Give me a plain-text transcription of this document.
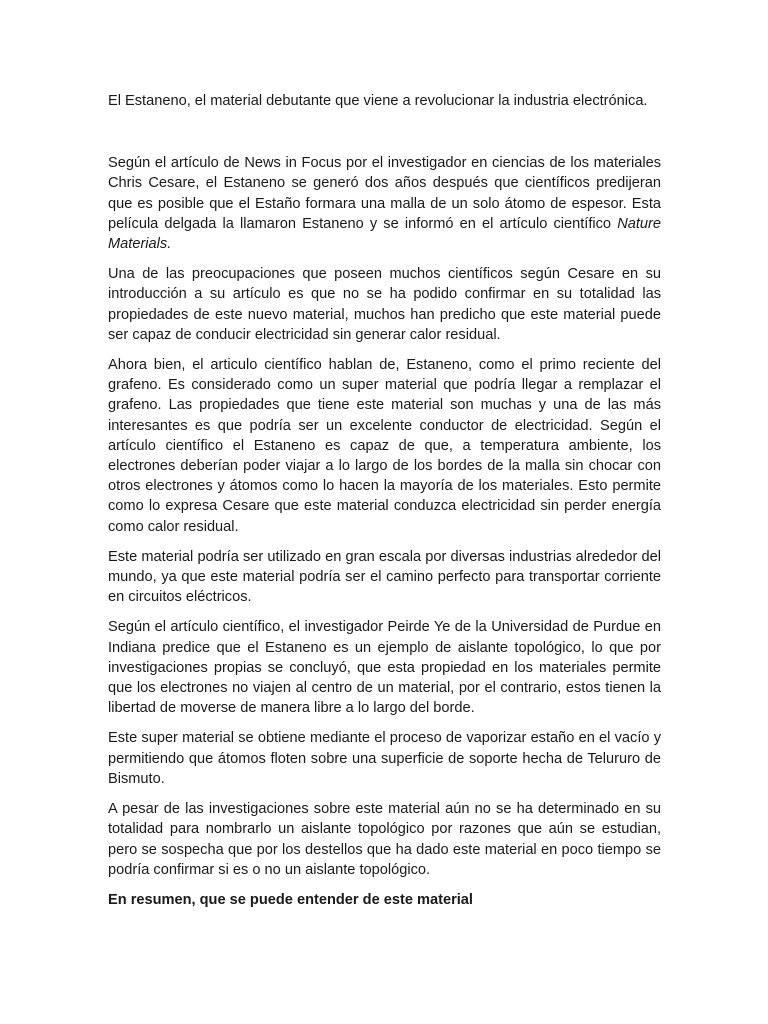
El Estaneno, el material debutante que viene a revolucionar la industria electrónica.

Según el artículo de News in Focus por el investigador en ciencias de los materiales Chris Cesare, el Estaneno se generó dos años después que científicos predijeran que es posible que el Estaño formara una malla de un solo átomo de espesor. Esta película delgada la llamaron Estaneno y se informó en el artículo científico Nature Materials.

Una de las preocupaciones que poseen muchos científicos según Cesare en su introducción a su artículo es que no se ha podido confirmar en su totalidad las propiedades de este nuevo material, muchos han predicho que este material puede ser capaz de conducir electricidad sin generar calor residual.

Ahora bien, el articulo científico hablan de, Estaneno, como el primo reciente del grafeno. Es considerado como un super material que podría llegar a remplazar el grafeno. Las propiedades que tiene este material son muchas y una de las más interesantes es que podría ser un excelente conductor de electricidad. Según el artículo científico el Estaneno es capaz de que, a temperatura ambiente, los electrones deberían poder viajar a lo largo de los bordes de la malla sin chocar con otros electrones y átomos como lo hacen la mayoría de los materiales. Esto permite como lo expresa Cesare que este material conduzca electricidad sin perder energía como calor residual.

Este material podría ser utilizado en gran escala por diversas industrias alrededor del mundo, ya que este material podría ser el camino perfecto para transportar corriente en circuitos eléctricos.

Según el artículo científico, el investigador Peirde Ye de la Universidad de Purdue en Indiana predice que el Estaneno es un ejemplo de aislante topológico, lo que por investigaciones propias se concluyó, que esta propiedad en los materiales permite que los electrones no viajen al centro de un material, por el contrario, estos tienen la libertad de moverse de manera libre a lo largo del borde.

Este super material se obtiene mediante el proceso de vaporizar estaño en el vacío y permitiendo que átomos floten sobre una superficie de soporte hecha de Telururo de Bismuto.

A pesar de las investigaciones sobre este material aún no se ha determinado en su totalidad para nombrarlo un aislante topológico por razones que aún se estudian, pero se sospecha que por los destellos que ha dado este material en poco tiempo se podría confirmar si es o no un aislante topológico.

En resumen, que se puede entender de este material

++++++++++++++++++++

Quote each line of the listing exactly, but leave the pictures out.

◆ Written solution:
Give me a plain-text transcription of this document.
El Estaneno, el material debutante que viene a revolucionar la industria electrónica.

Según el artículo de News in Focus por el investigador en ciencias de los materiales Chris Cesare, el Estaneno se generó dos años después que científicos predijeran que es posible que el Estaño formara una malla de un solo átomo de espesor. Esta película delgada la llamaron Estaneno y se informó en el artículo científico Nature Materials.

Una de las preocupaciones que poseen muchos científicos según Cesare en su introducción a su artículo es que no se ha podido confirmar en su totalidad las propiedades de este nuevo material, muchos han predicho que este material puede ser capaz de conducir electricidad sin generar calor residual.

Ahora bien, el articulo científico hablan de, Estaneno, como el primo reciente del grafeno. Es considerado como un super material que podría llegar a remplazar el grafeno. Las propiedades que tiene este material son muchas y una de las más interesantes es que podría ser un excelente conductor de electricidad. Según el artículo científico el Estaneno es capaz de que, a temperatura ambiente, los electrones deberían poder viajar a lo largo de los bordes de la malla sin chocar con otros electrones y átomos como lo hacen la mayoría de los materiales. Esto permite como lo expresa Cesare que este material conduzca electricidad sin perder energía como calor residual.

Este material podría ser utilizado en gran escala por diversas industrias alrededor del mundo, ya que este material podría ser el camino perfecto para transportar corriente en circuitos eléctricos.

Según el artículo científico, el investigador Peirde Ye de la Universidad de Purdue en Indiana predice que el Estaneno es un ejemplo de aislante topológico, lo que por investigaciones propias se concluyó, que esta propiedad en los materiales permite que los electrones no viajen al centro de un material, por el contrario, estos tienen la libertad de moverse de manera libre a lo largo del borde.

Este super material se obtiene mediante el proceso de vaporizar estaño en el vacío y permitiendo que átomos floten sobre una superficie de soporte hecha de Telururo de Bismuto.

A pesar de las investigaciones sobre este material aún no se ha determinado en su totalidad para nombrarlo un aislante topológico por razones que aún se estudian, pero se sospecha que por los destellos que ha dado este material en poco tiempo se podría confirmar si es o no un aislante topológico.

En resumen, que se puede entender de este material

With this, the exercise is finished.